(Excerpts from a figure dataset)
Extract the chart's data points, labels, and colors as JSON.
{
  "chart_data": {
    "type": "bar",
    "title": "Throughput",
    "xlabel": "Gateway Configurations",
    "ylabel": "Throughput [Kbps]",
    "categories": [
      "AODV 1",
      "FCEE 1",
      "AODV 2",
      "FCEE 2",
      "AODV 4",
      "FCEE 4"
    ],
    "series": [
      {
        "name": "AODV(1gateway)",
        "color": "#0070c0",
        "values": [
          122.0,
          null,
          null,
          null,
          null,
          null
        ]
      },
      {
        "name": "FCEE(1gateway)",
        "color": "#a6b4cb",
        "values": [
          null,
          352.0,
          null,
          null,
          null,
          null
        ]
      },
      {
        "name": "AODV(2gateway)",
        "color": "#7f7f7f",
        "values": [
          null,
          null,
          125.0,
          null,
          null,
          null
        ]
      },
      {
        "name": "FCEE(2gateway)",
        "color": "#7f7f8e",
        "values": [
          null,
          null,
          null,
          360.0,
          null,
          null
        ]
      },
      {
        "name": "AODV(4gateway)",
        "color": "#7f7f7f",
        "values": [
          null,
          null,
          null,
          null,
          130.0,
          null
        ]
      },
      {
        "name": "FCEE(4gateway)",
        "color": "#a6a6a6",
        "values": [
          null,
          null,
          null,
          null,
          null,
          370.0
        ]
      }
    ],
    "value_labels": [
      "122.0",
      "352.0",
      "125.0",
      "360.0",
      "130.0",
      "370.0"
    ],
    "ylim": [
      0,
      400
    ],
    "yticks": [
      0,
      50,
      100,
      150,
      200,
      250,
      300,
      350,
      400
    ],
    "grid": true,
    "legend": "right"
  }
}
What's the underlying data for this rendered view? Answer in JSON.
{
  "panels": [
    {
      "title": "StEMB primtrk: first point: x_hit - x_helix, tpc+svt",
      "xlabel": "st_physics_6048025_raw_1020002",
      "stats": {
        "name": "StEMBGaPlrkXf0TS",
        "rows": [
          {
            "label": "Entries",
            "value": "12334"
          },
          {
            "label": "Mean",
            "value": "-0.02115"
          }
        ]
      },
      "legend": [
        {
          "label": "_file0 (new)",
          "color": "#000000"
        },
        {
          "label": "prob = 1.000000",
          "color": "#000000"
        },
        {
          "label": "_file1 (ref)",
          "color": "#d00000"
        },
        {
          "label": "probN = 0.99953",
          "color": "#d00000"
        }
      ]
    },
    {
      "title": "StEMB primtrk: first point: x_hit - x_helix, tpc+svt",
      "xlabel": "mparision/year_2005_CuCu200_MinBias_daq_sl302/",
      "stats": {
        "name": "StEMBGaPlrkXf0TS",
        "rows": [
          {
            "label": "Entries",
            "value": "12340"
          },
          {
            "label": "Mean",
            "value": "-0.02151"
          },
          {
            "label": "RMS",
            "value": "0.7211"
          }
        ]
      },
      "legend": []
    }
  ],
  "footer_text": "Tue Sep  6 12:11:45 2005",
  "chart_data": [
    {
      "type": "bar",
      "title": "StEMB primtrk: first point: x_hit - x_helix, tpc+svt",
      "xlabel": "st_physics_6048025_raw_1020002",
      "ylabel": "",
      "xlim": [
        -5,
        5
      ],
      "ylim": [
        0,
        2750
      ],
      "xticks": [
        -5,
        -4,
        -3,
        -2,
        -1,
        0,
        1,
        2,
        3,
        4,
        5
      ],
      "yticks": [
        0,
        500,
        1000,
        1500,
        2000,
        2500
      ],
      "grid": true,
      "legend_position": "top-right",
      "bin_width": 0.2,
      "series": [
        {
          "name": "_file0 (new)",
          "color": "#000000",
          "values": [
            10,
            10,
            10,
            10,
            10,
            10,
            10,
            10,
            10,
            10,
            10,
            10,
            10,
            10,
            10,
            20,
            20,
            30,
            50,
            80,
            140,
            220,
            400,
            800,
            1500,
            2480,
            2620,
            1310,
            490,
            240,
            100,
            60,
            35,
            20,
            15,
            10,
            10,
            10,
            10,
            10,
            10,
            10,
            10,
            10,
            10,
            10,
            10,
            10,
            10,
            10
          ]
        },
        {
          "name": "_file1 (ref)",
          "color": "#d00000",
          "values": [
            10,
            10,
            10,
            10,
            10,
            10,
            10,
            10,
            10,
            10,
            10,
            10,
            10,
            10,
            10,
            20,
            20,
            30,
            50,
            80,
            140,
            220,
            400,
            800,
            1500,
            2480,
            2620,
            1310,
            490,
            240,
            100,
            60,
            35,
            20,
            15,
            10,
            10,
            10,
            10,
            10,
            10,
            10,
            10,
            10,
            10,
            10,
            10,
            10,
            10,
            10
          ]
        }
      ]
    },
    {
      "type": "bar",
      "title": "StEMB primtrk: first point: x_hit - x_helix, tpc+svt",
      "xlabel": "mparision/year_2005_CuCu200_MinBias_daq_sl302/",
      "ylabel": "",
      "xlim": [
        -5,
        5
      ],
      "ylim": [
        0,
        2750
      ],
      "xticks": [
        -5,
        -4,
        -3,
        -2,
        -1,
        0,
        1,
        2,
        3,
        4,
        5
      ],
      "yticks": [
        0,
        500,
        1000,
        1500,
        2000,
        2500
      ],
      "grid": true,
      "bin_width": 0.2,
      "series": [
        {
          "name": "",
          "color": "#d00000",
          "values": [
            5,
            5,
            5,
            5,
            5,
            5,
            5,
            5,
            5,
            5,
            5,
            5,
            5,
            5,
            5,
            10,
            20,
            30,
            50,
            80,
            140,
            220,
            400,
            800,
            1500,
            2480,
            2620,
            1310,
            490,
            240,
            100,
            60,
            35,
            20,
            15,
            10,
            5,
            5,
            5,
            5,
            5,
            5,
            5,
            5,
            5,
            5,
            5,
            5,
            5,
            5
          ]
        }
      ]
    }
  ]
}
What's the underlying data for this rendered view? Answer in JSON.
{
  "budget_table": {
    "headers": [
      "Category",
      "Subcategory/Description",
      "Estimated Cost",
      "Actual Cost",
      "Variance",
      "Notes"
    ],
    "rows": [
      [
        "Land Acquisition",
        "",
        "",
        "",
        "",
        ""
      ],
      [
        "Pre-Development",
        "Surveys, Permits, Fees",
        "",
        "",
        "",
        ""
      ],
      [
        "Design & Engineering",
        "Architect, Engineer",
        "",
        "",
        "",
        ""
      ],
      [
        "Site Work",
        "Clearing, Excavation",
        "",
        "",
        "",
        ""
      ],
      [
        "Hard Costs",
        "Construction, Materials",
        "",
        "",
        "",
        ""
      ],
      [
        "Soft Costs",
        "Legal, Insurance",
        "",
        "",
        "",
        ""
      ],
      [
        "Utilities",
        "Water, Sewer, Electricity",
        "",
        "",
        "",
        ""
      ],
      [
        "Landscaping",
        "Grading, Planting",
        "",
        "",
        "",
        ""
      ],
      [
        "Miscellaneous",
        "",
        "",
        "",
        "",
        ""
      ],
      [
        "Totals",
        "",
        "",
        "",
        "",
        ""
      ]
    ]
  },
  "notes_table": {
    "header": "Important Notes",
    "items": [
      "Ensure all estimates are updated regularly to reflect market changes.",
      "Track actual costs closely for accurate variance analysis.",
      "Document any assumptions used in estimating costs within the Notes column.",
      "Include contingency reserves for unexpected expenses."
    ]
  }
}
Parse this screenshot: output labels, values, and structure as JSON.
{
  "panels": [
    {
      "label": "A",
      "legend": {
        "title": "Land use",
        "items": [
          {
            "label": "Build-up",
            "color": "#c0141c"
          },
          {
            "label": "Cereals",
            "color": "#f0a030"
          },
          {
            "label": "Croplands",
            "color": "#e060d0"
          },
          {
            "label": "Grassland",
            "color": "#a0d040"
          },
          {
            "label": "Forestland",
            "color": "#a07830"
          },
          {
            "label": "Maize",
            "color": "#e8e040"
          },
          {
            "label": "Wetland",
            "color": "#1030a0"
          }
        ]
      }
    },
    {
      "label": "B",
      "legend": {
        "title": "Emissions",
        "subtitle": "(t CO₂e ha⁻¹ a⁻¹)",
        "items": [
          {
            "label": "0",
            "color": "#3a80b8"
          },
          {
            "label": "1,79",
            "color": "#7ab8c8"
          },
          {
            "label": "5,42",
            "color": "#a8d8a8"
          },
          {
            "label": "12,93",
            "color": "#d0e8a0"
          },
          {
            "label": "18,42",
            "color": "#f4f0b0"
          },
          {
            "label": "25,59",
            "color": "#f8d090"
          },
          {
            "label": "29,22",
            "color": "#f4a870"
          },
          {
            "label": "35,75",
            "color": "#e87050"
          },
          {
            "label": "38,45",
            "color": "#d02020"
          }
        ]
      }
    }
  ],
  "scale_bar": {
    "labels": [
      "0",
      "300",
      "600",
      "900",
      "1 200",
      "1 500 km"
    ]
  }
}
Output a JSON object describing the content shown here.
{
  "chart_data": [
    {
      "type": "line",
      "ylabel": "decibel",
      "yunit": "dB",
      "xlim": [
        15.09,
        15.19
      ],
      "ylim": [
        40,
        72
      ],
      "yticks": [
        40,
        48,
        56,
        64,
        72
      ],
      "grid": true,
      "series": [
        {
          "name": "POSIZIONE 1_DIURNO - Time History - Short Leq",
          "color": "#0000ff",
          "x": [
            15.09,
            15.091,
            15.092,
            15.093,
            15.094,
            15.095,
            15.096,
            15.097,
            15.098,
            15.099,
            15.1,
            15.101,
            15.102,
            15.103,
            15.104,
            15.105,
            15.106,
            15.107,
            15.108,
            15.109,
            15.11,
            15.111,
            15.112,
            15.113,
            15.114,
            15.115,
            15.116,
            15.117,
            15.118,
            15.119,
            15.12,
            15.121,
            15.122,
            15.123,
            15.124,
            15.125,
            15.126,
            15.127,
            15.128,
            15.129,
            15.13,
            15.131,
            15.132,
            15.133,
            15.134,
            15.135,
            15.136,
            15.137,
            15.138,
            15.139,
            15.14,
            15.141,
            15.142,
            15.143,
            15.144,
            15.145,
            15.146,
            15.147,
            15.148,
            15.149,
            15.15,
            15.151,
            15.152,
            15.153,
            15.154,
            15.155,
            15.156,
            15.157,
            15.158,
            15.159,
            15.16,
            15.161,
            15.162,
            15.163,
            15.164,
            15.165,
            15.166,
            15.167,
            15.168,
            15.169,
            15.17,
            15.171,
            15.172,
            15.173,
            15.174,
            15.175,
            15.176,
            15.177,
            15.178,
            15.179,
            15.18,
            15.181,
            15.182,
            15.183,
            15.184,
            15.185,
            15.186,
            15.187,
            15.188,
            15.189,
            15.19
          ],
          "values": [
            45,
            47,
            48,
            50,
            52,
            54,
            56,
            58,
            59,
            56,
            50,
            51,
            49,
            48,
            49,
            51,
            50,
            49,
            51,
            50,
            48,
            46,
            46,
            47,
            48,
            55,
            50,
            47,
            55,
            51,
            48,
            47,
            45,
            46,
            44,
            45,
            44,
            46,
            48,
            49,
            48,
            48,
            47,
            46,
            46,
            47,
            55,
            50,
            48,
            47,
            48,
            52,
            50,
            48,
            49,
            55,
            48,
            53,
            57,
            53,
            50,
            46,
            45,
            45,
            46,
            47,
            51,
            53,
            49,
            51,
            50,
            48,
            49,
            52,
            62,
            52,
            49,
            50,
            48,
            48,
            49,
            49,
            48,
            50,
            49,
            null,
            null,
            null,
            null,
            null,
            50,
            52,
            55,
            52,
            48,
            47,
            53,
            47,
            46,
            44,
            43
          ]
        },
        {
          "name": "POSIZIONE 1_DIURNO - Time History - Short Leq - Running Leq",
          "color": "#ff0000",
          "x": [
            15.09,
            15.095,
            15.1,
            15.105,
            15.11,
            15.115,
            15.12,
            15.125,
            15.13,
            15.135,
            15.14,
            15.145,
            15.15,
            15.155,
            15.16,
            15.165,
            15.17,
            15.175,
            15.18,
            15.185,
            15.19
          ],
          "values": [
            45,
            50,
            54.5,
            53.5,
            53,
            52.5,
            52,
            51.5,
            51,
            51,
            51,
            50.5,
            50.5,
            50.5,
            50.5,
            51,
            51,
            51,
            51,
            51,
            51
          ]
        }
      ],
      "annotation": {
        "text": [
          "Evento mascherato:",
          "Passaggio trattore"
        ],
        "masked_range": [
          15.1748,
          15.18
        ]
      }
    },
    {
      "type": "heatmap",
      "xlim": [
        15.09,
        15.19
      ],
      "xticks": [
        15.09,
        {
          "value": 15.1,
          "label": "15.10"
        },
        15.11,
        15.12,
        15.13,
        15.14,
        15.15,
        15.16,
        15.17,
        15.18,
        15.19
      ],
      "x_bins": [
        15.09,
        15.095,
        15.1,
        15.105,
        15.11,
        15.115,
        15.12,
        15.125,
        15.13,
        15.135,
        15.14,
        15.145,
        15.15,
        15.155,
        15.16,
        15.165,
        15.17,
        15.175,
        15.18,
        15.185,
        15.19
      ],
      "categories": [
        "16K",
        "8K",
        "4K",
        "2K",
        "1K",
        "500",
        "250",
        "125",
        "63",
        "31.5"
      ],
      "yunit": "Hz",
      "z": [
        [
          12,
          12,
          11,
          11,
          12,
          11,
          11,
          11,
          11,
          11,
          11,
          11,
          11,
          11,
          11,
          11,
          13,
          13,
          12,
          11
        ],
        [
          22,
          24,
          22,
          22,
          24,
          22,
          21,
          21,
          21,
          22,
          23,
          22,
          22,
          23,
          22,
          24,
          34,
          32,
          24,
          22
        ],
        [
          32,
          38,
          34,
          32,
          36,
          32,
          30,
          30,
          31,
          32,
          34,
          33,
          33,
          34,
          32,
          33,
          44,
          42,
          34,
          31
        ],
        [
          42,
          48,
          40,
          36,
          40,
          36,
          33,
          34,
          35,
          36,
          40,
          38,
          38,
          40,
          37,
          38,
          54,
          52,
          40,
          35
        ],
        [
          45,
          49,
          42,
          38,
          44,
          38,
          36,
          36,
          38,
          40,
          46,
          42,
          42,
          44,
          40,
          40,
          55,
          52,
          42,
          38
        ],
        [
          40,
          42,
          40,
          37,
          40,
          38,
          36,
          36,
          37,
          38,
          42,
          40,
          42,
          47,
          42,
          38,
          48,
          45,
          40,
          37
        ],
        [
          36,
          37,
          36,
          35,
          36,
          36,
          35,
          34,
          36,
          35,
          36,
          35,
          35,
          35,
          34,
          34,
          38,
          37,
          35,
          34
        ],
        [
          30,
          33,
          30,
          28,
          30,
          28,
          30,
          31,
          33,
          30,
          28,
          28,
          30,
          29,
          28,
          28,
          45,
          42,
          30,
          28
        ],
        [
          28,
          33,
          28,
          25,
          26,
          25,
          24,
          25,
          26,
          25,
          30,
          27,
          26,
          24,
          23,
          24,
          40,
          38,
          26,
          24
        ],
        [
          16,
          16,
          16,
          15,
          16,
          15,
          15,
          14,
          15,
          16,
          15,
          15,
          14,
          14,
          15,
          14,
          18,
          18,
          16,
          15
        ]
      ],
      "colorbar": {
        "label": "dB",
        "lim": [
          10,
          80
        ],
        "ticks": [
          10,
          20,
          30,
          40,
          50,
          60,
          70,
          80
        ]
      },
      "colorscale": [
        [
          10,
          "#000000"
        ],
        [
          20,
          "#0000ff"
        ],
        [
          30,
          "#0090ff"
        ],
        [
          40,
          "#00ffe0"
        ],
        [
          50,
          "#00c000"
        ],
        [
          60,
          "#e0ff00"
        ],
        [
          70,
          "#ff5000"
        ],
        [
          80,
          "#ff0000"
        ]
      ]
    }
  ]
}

### INSTRUCTIONS FOR THE TASK
Count each line with "FCEE" in it and report that figure by itself.

### CORRECT ANSWER
6